Provided data:
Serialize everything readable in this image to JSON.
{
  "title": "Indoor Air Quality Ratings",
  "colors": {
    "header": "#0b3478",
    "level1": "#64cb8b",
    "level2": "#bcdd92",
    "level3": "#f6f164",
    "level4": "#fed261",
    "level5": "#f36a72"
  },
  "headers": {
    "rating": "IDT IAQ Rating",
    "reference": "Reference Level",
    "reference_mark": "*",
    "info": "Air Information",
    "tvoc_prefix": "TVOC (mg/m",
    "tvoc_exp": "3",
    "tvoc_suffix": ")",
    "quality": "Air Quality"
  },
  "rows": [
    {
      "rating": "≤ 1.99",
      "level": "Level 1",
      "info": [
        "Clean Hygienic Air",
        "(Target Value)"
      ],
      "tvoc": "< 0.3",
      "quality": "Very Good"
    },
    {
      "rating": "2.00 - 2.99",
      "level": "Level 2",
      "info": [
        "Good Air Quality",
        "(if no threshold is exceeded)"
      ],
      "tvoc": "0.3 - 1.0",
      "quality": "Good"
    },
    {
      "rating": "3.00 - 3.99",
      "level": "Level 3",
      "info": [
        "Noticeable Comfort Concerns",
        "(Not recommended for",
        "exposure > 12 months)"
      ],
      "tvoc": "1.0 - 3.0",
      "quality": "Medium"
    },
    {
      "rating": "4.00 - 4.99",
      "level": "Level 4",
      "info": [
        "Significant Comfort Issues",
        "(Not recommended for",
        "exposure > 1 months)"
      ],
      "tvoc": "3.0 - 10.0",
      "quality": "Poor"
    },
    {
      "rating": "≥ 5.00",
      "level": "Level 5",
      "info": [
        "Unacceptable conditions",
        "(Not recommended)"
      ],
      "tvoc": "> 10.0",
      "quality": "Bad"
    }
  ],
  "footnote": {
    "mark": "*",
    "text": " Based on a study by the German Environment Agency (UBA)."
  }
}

==

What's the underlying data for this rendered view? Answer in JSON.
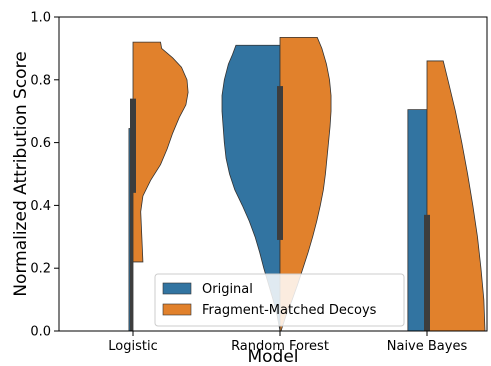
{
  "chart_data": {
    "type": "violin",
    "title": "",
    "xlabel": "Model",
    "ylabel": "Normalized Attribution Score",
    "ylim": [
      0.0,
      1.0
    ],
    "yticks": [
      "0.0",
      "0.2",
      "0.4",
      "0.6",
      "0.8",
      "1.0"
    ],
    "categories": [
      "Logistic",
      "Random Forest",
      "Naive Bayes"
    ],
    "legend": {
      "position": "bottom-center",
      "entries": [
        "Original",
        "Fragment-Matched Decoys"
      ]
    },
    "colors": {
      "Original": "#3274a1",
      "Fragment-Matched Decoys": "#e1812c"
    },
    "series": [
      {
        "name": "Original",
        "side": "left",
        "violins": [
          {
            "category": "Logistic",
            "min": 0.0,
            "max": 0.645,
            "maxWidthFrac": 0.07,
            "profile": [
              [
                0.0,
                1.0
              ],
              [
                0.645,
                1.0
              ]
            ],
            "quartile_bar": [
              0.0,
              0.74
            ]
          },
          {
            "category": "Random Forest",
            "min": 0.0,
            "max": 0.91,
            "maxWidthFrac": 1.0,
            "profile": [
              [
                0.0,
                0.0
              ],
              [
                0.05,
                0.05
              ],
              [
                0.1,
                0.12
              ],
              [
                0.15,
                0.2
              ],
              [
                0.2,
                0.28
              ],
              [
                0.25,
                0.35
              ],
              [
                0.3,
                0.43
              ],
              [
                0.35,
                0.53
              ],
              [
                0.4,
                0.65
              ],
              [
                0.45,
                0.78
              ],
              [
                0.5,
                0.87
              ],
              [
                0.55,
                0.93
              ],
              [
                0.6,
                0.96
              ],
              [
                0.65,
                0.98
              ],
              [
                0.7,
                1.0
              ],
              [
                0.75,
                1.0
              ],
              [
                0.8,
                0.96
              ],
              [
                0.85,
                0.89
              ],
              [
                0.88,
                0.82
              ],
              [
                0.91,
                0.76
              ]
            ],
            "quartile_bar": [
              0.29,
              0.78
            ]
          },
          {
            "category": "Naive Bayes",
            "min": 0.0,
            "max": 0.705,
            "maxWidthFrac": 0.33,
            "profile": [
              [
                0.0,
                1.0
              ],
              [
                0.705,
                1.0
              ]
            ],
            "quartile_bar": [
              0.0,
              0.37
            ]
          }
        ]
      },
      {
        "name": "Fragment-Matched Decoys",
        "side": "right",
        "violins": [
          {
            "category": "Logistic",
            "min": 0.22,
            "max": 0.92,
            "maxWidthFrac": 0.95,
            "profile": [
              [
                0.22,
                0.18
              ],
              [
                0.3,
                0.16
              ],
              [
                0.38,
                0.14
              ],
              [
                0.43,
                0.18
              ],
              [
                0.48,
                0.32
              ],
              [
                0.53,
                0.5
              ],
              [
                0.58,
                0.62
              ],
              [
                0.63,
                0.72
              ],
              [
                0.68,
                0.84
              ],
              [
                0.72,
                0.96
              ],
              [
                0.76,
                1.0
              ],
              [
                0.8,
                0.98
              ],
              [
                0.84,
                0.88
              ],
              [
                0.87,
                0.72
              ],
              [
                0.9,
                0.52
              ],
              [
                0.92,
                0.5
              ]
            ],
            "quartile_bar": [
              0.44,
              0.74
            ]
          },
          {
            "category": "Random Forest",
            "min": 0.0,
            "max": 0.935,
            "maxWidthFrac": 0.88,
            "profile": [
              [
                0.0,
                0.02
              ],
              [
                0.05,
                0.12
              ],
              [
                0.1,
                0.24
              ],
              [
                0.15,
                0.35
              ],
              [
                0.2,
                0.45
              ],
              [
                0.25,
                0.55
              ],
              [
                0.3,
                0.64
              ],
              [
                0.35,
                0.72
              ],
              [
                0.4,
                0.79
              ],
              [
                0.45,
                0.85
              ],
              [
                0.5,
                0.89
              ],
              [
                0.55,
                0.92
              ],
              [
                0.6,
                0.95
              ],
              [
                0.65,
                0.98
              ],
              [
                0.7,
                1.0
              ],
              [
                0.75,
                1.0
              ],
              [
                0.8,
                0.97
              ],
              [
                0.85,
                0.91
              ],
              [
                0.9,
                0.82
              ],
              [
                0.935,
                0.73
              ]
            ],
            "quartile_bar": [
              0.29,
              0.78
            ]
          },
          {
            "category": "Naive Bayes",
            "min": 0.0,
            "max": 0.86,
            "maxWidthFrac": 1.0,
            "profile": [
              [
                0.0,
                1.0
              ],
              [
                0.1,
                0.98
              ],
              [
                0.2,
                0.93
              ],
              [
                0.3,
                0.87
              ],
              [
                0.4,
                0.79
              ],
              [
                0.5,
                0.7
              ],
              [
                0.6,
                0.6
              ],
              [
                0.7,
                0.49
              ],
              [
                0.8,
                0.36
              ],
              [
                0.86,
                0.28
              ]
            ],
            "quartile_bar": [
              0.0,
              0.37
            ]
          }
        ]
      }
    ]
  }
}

Task directions:
Where a line of the data holds "Matched", show that line.

The answer:
        "Fragment-Matched Decoys"
      "Fragment-Matched Decoys": "#e1812c"
        "name": "Fragment-Matched Decoys",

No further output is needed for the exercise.